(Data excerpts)
☆ ☆ ☆ ☆
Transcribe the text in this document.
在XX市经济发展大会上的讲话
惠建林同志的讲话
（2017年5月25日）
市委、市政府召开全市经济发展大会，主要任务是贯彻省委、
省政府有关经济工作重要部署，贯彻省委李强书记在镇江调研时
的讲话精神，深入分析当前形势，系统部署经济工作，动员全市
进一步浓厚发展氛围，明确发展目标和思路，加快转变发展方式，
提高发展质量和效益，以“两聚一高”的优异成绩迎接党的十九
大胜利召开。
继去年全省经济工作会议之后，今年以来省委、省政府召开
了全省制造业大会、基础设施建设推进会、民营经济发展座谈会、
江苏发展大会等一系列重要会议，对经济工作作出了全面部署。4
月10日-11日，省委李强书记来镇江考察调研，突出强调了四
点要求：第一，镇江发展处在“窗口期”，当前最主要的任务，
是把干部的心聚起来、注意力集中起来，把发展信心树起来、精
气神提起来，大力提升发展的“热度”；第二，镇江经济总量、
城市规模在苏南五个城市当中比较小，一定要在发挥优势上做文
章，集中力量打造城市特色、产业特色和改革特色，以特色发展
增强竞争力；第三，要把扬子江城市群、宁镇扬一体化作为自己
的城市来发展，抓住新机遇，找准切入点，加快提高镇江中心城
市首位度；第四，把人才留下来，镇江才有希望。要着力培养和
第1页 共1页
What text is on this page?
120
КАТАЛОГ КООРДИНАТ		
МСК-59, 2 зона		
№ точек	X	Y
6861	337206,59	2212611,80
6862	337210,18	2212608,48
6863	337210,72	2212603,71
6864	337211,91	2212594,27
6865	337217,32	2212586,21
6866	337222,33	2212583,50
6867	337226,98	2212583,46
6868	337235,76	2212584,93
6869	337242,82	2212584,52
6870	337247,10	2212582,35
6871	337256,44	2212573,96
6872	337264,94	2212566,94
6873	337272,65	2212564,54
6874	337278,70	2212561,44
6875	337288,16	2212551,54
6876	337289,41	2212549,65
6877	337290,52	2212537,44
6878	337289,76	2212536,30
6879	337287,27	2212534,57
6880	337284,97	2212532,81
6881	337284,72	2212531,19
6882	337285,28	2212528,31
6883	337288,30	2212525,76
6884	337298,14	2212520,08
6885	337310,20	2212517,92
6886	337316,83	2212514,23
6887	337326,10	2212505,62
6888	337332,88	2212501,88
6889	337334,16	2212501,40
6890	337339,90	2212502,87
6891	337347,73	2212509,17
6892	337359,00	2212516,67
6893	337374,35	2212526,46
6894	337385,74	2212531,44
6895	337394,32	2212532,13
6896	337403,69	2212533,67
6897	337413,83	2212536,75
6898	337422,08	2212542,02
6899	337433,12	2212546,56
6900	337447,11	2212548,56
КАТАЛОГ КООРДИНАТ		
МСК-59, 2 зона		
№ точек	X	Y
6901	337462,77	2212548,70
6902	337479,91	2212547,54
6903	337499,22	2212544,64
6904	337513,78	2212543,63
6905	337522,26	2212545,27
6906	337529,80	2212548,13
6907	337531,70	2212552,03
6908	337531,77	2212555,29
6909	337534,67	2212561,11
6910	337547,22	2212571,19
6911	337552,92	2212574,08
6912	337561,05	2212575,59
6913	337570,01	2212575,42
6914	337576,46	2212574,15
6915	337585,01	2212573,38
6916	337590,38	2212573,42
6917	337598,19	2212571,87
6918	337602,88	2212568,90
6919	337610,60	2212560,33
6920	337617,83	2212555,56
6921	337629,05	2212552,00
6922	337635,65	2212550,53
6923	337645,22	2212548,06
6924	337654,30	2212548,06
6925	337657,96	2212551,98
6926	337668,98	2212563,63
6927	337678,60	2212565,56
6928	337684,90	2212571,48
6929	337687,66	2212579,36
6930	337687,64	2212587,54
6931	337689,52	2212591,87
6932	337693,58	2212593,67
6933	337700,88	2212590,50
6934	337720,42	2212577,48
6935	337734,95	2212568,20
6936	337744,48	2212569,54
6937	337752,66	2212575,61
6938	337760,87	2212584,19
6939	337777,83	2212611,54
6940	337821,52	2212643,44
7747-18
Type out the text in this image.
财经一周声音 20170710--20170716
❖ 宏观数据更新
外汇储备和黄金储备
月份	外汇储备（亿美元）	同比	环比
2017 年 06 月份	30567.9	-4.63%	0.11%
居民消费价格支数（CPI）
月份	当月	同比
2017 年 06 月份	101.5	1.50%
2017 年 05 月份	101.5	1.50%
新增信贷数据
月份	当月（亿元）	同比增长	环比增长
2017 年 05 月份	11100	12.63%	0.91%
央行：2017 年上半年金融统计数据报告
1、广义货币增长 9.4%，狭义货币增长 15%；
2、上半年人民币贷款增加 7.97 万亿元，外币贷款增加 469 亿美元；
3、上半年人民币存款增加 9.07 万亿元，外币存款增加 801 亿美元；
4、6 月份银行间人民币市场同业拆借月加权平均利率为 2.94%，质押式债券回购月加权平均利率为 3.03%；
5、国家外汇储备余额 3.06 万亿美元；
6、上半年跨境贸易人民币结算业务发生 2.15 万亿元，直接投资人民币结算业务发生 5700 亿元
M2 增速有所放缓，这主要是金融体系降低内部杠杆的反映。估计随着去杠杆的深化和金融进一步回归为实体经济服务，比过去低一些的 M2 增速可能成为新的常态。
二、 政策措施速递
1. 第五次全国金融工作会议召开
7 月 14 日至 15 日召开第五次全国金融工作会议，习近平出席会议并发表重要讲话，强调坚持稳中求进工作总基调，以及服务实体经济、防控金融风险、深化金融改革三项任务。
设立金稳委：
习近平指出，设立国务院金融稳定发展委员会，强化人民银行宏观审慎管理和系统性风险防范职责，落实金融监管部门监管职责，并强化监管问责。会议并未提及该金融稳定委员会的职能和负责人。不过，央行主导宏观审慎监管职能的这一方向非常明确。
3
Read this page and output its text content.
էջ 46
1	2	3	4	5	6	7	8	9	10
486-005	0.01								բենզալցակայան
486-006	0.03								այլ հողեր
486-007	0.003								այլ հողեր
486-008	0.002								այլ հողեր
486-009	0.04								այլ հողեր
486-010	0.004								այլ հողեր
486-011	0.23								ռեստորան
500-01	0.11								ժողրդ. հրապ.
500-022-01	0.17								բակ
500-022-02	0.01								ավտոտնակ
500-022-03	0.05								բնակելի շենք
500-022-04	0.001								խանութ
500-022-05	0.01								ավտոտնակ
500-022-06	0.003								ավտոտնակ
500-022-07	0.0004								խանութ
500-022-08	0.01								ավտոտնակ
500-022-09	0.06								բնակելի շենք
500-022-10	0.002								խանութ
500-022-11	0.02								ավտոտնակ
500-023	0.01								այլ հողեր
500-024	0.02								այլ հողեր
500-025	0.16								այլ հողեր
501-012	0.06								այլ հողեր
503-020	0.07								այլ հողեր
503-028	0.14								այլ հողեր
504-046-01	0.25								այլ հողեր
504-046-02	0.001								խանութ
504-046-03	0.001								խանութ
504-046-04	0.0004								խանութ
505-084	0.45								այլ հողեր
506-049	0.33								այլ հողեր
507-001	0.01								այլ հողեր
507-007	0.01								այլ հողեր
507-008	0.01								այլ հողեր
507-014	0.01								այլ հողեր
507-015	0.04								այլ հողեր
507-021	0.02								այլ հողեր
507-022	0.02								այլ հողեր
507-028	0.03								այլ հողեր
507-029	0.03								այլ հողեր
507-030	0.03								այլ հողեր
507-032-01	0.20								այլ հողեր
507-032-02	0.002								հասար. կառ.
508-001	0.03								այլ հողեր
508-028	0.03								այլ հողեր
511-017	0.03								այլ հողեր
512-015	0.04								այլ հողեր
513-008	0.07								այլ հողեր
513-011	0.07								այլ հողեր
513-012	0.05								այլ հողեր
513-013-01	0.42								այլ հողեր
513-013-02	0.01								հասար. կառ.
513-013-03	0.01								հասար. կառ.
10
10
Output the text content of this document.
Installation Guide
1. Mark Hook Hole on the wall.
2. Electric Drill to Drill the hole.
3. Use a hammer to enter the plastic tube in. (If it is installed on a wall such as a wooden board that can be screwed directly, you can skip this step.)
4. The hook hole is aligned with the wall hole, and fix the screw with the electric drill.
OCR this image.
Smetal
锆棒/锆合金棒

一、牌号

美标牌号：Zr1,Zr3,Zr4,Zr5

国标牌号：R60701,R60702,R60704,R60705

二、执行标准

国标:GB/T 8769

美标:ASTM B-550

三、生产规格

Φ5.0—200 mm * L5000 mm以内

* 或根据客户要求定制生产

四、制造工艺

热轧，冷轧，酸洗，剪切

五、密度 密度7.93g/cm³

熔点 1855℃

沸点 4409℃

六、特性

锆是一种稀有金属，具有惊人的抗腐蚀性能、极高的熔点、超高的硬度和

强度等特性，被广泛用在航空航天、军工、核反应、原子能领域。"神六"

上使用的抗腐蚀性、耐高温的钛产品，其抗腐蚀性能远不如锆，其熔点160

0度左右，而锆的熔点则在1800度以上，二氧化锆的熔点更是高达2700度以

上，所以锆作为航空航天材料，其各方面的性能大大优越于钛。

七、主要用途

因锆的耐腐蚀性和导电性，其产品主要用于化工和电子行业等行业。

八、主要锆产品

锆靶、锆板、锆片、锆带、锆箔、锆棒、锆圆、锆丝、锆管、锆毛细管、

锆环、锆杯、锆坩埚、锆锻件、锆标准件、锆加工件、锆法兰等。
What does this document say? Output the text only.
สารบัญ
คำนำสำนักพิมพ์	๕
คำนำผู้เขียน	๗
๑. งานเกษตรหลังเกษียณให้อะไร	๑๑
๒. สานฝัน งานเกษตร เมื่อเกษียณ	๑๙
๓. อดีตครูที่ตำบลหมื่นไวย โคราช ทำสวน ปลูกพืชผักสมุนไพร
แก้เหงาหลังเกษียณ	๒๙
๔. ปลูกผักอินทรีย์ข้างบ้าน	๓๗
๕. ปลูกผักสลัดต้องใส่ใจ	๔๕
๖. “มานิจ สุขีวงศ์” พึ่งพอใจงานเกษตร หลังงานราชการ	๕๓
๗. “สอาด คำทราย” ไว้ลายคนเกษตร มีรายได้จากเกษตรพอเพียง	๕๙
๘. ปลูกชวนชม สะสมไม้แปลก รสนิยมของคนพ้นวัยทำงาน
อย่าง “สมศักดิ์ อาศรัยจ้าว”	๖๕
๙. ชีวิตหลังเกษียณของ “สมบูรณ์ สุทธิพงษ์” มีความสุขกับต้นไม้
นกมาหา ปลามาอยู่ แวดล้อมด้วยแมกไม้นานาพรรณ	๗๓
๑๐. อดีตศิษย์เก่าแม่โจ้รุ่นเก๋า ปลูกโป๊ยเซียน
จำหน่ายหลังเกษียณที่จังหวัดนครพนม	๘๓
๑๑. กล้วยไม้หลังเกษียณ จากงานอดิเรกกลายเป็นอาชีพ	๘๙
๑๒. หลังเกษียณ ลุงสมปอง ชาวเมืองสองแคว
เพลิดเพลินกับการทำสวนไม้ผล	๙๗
☆ ☆ ☆ ☆
Using the records above, pull out each line where the word "հասար" occurs.

507-032-02	0.002								հասար. կառ.
513-013-02	0.01								հասար. կառ.
513-013-03	0.01								հասար. կառ.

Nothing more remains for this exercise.